PROBLEM REQUIREMENTS.
Without altering anything, output the material below.

SUPPLIED RECORDS.

──────────

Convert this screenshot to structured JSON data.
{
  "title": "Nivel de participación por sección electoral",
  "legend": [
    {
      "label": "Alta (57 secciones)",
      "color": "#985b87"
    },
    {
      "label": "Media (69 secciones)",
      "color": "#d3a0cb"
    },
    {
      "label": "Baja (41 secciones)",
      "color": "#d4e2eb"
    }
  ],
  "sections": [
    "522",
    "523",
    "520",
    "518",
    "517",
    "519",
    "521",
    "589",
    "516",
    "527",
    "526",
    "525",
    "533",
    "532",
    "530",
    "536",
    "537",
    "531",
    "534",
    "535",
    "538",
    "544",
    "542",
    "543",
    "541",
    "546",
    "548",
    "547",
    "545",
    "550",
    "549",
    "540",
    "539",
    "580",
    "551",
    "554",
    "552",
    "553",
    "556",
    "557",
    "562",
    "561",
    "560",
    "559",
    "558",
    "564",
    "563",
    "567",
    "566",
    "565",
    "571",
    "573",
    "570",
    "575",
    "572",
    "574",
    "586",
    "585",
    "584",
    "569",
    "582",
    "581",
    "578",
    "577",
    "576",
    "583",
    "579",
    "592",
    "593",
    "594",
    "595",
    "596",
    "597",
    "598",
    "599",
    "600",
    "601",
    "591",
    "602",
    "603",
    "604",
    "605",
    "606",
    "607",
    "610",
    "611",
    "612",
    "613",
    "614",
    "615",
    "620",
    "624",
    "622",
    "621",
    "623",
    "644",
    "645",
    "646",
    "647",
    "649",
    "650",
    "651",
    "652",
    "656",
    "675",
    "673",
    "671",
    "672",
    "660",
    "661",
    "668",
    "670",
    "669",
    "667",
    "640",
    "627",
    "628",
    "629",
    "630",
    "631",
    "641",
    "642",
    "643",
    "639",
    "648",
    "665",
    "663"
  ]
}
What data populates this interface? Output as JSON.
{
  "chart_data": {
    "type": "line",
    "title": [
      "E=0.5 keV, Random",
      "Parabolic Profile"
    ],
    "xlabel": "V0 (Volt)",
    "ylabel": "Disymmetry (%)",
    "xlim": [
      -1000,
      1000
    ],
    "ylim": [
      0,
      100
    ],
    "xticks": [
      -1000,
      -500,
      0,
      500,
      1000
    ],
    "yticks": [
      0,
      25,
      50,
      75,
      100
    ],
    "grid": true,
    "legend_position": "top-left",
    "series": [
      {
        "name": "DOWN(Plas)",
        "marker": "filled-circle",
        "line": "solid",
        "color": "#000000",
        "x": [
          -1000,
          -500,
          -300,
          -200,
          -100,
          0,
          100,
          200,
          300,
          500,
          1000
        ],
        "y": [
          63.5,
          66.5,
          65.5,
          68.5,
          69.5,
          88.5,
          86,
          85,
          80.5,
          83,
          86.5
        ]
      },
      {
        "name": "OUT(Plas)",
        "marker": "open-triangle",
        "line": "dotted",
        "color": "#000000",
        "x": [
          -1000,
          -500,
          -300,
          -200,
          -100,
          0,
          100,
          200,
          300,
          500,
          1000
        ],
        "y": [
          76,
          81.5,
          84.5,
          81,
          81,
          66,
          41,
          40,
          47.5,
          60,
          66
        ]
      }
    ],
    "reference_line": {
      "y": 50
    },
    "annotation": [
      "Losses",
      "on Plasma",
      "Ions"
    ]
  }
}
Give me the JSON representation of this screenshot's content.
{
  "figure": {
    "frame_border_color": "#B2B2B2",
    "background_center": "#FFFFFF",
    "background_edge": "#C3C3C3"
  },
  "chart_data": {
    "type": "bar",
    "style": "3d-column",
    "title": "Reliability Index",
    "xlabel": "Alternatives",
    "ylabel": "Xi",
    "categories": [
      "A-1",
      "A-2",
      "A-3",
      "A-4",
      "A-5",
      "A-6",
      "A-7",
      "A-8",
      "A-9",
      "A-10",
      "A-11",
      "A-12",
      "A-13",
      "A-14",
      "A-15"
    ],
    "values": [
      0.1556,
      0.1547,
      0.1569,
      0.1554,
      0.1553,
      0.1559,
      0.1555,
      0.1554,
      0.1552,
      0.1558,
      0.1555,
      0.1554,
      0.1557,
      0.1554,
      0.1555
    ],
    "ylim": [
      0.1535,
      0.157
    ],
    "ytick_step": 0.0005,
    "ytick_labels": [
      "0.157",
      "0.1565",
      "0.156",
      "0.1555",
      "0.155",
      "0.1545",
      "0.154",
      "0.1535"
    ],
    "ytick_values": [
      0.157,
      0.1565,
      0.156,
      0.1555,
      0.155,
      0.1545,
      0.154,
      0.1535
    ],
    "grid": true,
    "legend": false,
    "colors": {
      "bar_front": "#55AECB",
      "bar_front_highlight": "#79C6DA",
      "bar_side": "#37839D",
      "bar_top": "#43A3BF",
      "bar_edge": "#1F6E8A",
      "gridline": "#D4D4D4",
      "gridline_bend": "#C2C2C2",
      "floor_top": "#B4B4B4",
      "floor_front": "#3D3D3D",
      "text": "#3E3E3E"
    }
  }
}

──────────

THE SOLUTION.
Convert this screenshot to structured JSON data.
{
  "title": "Nivel de participación por sección electoral",
  "legend": [
    {
      "label": "Alta (57 secciones)",
      "color": "#985b87"
    },
    {
      "label": "Media (69 secciones)",
      "color": "#d3a0cb"
    },
    {
      "label": "Baja (41 secciones)",
      "color": "#d4e2eb"
    }
  ],
  "sections": [
    "522",
    "523",
    "520",
    "518",
    "517",
    "519",
    "521",
    "589",
    "516",
    "527",
    "526",
    "525",
    "533",
    "532",
    "530",
    "536",
    "537",
    "531",
    "534",
    "535",
    "538",
    "544",
    "542",
    "543",
    "541",
    "546",
    "548",
    "547",
    "545",
    "550",
    "549",
    "540",
    "539",
    "580",
    "551",
    "554",
    "552",
    "553",
    "556",
    "557",
    "562",
    "561",
    "560",
    "559",
    "558",
    "564",
    "563",
    "567",
    "566",
    "565",
    "571",
    "573",
    "570",
    "575",
    "572",
    "574",
    "586",
    "585",
    "584",
    "569",
    "582",
    "581",
    "578",
    "577",
    "576",
    "583",
    "579",
    "592",
    "593",
    "594",
    "595",
    "596",
    "597",
    "598",
    "599",
    "600",
    "601",
    "591",
    "602",
    "603",
    "604",
    "605",
    "606",
    "607",
    "610",
    "611",
    "612",
    "613",
    "614",
    "615",
    "620",
    "624",
    "622",
    "621",
    "623",
    "644",
    "645",
    "646",
    "647",
    "649",
    "650",
    "651",
    "652",
    "656",
    "675",
    "673",
    "671",
    "672",
    "660",
    "661",
    "668",
    "670",
    "669",
    "667",
    "640",
    "627",
    "628",
    "629",
    "630",
    "631",
    "641",
    "642",
    "643",
    "639",
    "648",
    "665",
    "663"
  ]
}
What data populates this interface? Output as JSON.
{
  "chart_data": {
    "type": "line",
    "title": [
      "E=0.5 keV, Random",
      "Parabolic Profile"
    ],
    "xlabel": "V0 (Volt)",
    "ylabel": "Disymmetry (%)",
    "xlim": [
      -1000,
      1000
    ],
    "ylim": [
      0,
      100
    ],
    "xticks": [
      -1000,
      -500,
      0,
      500,
      1000
    ],
    "yticks": [
      0,
      25,
      50,
      75,
      100
    ],
    "grid": true,
    "legend_position": "top-left",
    "series": [
      {
        "name": "DOWN(Plas)",
        "marker": "filled-circle",
        "line": "solid",
        "color": "#000000",
        "x": [
          -1000,
          -500,
          -300,
          -200,
          -100,
          0,
          100,
          200,
          300,
          500,
          1000
        ],
        "y": [
          63.5,
          66.5,
          65.5,
          68.5,
          69.5,
          88.5,
          86,
          85,
          80.5,
          83,
          86.5
        ]
      },
      {
        "name": "OUT(Plas)",
        "marker": "open-triangle",
        "line": "dotted",
        "color": "#000000",
        "x": [
          -1000,
          -500,
          -300,
          -200,
          -100,
          0,
          100,
          200,
          300,
          500,
          1000
        ],
        "y": [
          76,
          81.5,
          84.5,
          81,
          81,
          66,
          41,
          40,
          47.5,
          60,
          66
        ]
      }
    ],
    "reference_line": {
      "y": 50
    },
    "annotation": [
      "Losses",
      "on Plasma",
      "Ions"
    ]
  }
}
Give me the JSON representation of this screenshot's content.
{
  "figure": {
    "frame_border_color": "#B2B2B2",
    "background_center": "#FFFFFF",
    "background_edge": "#C3C3C3"
  },
  "chart_data": {
    "type": "bar",
    "style": "3d-column",
    "title": "Reliability Index",
    "xlabel": "Alternatives",
    "ylabel": "Xi",
    "categories": [
      "A-1",
      "A-2",
      "A-3",
      "A-4",
      "A-5",
      "A-6",
      "A-7",
      "A-8",
      "A-9",
      "A-10",
      "A-11",
      "A-12",
      "A-13",
      "A-14",
      "A-15"
    ],
    "values": [
      0.1556,
      0.1547,
      0.1569,
      0.1554,
      0.1553,
      0.1559,
      0.1555,
      0.1554,
      0.1552,
      0.1558,
      0.1555,
      0.1554,
      0.1557,
      0.1554,
      0.1555
    ],
    "ylim": [
      0.1535,
      0.157
    ],
    "ytick_step": 0.0005,
    "ytick_labels": [
      "0.157",
      "0.1565",
      "0.156",
      "0.1555",
      "0.155",
      "0.1545",
      "0.154",
      "0.1535"
    ],
    "ytick_values": [
      0.157,
      0.1565,
      0.156,
      0.1555,
      0.155,
      0.1545,
      0.154,
      0.1535
    ],
    "grid": true,
    "legend": false,
    "colors": {
      "bar_front": "#55AECB",
      "bar_front_highlight": "#79C6DA",
      "bar_side": "#37839D",
      "bar_top": "#43A3BF",
      "bar_edge": "#1F6E8A",
      "gridline": "#D4D4D4",
      "gridline_bend": "#C2C2C2",
      "floor_top": "#B4B4B4",
      "floor_front": "#3D3D3D",
      "text": "#3E3E3E"
    }
  }
}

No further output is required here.